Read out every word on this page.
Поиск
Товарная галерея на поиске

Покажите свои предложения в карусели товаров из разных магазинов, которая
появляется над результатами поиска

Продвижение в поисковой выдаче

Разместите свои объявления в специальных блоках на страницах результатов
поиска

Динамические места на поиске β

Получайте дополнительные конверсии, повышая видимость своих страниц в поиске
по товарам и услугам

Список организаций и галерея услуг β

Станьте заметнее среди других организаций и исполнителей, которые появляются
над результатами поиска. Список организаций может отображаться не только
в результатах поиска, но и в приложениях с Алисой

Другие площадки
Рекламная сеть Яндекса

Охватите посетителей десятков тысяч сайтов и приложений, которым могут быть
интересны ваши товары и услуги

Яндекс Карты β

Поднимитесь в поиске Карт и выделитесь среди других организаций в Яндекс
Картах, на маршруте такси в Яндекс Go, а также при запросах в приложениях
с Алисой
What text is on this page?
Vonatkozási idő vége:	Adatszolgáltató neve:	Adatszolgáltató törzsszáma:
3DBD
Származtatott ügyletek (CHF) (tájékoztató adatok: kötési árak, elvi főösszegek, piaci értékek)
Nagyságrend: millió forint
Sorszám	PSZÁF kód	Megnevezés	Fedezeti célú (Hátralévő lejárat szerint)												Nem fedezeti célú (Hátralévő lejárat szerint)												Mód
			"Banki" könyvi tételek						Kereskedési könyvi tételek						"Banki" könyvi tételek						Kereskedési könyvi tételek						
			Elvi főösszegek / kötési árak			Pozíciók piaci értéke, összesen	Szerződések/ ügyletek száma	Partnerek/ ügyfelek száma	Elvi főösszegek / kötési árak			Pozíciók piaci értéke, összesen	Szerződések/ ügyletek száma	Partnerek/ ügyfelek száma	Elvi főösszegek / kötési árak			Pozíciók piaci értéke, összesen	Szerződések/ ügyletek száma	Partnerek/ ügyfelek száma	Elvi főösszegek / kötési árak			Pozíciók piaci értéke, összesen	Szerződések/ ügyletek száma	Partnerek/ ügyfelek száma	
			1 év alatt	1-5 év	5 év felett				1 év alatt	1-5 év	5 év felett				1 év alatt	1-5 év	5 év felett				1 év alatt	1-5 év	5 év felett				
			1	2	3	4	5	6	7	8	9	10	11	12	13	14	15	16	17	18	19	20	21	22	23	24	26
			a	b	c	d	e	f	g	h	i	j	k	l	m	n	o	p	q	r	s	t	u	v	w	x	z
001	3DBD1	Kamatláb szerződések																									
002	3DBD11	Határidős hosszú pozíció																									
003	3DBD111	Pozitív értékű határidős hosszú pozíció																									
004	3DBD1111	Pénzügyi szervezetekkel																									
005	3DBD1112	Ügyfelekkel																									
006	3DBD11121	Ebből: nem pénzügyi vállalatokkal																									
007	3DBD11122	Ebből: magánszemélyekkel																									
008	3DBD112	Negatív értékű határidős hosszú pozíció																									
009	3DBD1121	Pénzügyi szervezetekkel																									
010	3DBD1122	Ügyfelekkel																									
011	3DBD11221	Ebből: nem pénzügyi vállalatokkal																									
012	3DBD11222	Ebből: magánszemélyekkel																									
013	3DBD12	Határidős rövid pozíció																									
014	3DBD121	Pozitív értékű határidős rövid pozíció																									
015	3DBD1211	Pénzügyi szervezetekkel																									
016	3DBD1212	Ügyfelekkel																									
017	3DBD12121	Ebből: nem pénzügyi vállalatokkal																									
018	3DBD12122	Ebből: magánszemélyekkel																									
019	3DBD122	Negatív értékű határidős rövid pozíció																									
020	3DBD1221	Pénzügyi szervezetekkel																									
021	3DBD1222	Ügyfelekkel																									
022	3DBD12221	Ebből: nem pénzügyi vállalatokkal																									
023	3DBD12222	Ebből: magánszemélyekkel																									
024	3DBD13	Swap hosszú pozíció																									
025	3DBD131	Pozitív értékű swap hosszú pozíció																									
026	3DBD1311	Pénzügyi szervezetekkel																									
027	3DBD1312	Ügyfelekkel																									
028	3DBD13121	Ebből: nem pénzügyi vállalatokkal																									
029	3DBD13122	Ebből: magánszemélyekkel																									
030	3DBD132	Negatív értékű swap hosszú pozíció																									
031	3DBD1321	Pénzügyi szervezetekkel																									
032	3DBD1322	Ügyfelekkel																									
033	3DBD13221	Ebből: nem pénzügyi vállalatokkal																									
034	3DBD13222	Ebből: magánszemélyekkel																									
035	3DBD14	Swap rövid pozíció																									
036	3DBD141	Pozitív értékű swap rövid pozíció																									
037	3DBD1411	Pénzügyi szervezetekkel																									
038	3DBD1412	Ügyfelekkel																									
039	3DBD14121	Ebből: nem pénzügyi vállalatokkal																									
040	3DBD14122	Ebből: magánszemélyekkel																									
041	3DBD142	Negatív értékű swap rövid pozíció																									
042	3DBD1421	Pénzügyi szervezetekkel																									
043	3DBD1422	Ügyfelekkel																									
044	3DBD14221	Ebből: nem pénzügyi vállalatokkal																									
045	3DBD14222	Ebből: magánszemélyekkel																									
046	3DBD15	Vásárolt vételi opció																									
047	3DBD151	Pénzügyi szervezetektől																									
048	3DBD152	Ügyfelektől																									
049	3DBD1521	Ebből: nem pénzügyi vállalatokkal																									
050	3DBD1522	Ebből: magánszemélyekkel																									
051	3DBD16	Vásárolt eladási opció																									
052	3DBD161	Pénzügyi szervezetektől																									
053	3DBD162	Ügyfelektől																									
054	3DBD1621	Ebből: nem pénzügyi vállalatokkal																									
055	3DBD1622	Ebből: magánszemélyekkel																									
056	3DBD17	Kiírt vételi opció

▶ [What to work on]: Copy the material above verbatim.

▶ [Solved problem]:
Read out every word on this page.
Поиск
Товарная галерея на поиске

Покажите свои предложения в карусели товаров из разных магазинов, которая
появляется над результатами поиска

Продвижение в поисковой выдаче

Разместите свои объявления в специальных блоках на страницах результатов
поиска

Динамические места на поиске β

Получайте дополнительные конверсии, повышая видимость своих страниц в поиске
по товарам и услугам

Список организаций и галерея услуг β

Станьте заметнее среди других организаций и исполнителей, которые появляются
над результатами поиска. Список организаций может отображаться не только
в результатах поиска, но и в приложениях с Алисой

Другие площадки
Рекламная сеть Яндекса

Охватите посетителей десятков тысяч сайтов и приложений, которым могут быть
интересны ваши товары и услуги

Яндекс Карты β

Поднимитесь в поиске Карт и выделитесь среди других организаций в Яндекс
Картах, на маршруте такси в Яндекс Go, а также при запросах в приложениях
с Алисой
What text is on this page?
Vonatkozási idő vége:	Adatszolgáltató neve:	Adatszolgáltató törzsszáma:
3DBD
Származtatott ügyletek (CHF) (tájékoztató adatok: kötési árak, elvi főösszegek, piaci értékek)
Nagyságrend: millió forint
Sorszám	PSZÁF kód	Megnevezés	Fedezeti célú (Hátralévő lejárat szerint)												Nem fedezeti célú (Hátralévő lejárat szerint)												Mód
			"Banki" könyvi tételek						Kereskedési könyvi tételek						"Banki" könyvi tételek						Kereskedési könyvi tételek						
			Elvi főösszegek / kötési árak			Pozíciók piaci értéke, összesen	Szerződések/ ügyletek száma	Partnerek/ ügyfelek száma	Elvi főösszegek / kötési árak			Pozíciók piaci értéke, összesen	Szerződések/ ügyletek száma	Partnerek/ ügyfelek száma	Elvi főösszegek / kötési árak			Pozíciók piaci értéke, összesen	Szerződések/ ügyletek száma	Partnerek/ ügyfelek száma	Elvi főösszegek / kötési árak			Pozíciók piaci értéke, összesen	Szerződések/ ügyletek száma	Partnerek/ ügyfelek száma	
			1 év alatt	1-5 év	5 év felett				1 év alatt	1-5 év	5 év felett				1 év alatt	1-5 év	5 év felett				1 év alatt	1-5 év	5 év felett				
			1	2	3	4	5	6	7	8	9	10	11	12	13	14	15	16	17	18	19	20	21	22	23	24	26
			a	b	c	d	e	f	g	h	i	j	k	l	m	n	o	p	q	r	s	t	u	v	w	x	z
001	3DBD1	Kamatláb szerződések																									
002	3DBD11	Határidős hosszú pozíció																									
003	3DBD111	Pozitív értékű határidős hosszú pozíció																									
004	3DBD1111	Pénzügyi szervezetekkel																									
005	3DBD1112	Ügyfelekkel																									
006	3DBD11121	Ebből: nem pénzügyi vállalatokkal																									
007	3DBD11122	Ebből: magánszemélyekkel																									
008	3DBD112	Negatív értékű határidős hosszú pozíció																									
009	3DBD1121	Pénzügyi szervezetekkel																									
010	3DBD1122	Ügyfelekkel																									
011	3DBD11221	Ebből: nem pénzügyi vállalatokkal																									
012	3DBD11222	Ebből: magánszemélyekkel																									
013	3DBD12	Határidős rövid pozíció																									
014	3DBD121	Pozitív értékű határidős rövid pozíció																									
015	3DBD1211	Pénzügyi szervezetekkel																									
016	3DBD1212	Ügyfelekkel																									
017	3DBD12121	Ebből: nem pénzügyi vállalatokkal																									
018	3DBD12122	Ebből: magánszemélyekkel																									
019	3DBD122	Negatív értékű határidős rövid pozíció																									
020	3DBD1221	Pénzügyi szervezetekkel																									
021	3DBD1222	Ügyfelekkel																									
022	3DBD12221	Ebből: nem pénzügyi vállalatokkal																									
023	3DBD12222	Ebből: magánszemélyekkel																									
024	3DBD13	Swap hosszú pozíció																									
025	3DBD131	Pozitív értékű swap hosszú pozíció																									
026	3DBD1311	Pénzügyi szervezetekkel																									
027	3DBD1312	Ügyfelekkel																									
028	3DBD13121	Ebből: nem pénzügyi vállalatokkal																									
029	3DBD13122	Ebből: magánszemélyekkel																									
030	3DBD132	Negatív értékű swap hosszú pozíció																									
031	3DBD1321	Pénzügyi szervezetekkel																									
032	3DBD1322	Ügyfelekkel																									
033	3DBD13221	Ebből: nem pénzügyi vállalatokkal																									
034	3DBD13222	Ebből: magánszemélyekkel																									
035	3DBD14	Swap rövid pozíció																									
036	3DBD141	Pozitív értékű swap rövid pozíció																									
037	3DBD1411	Pénzügyi szervezetekkel																									
038	3DBD1412	Ügyfelekkel																									
039	3DBD14121	Ebből: nem pénzügyi vállalatokkal																									
040	3DBD14122	Ebből: magánszemélyekkel																									
041	3DBD142	Negatív értékű swap rövid pozíció																									
042	3DBD1421	Pénzügyi szervezetekkel																									
043	3DBD1422	Ügyfelekkel																									
044	3DBD14221	Ebből: nem pénzügyi vállalatokkal																									
045	3DBD14222	Ebből: magánszemélyekkel																									
046	3DBD15	Vásárolt vételi opció																									
047	3DBD151	Pénzügyi szervezetektől																									
048	3DBD152	Ügyfelektől																									
049	3DBD1521	Ebből: nem pénzügyi vállalatokkal																									
050	3DBD1522	Ebből: magánszemélyekkel																									
051	3DBD16	Vásárolt eladási opció																									
052	3DBD161	Pénzügyi szervezetektől																									
053	3DBD162	Ügyfelektől																									
054	3DBD1621	Ebből: nem pénzügyi vállalatokkal																									
055	3DBD1622	Ebből: magánszemélyekkel																									
056	3DBD17	Kiírt vételi opció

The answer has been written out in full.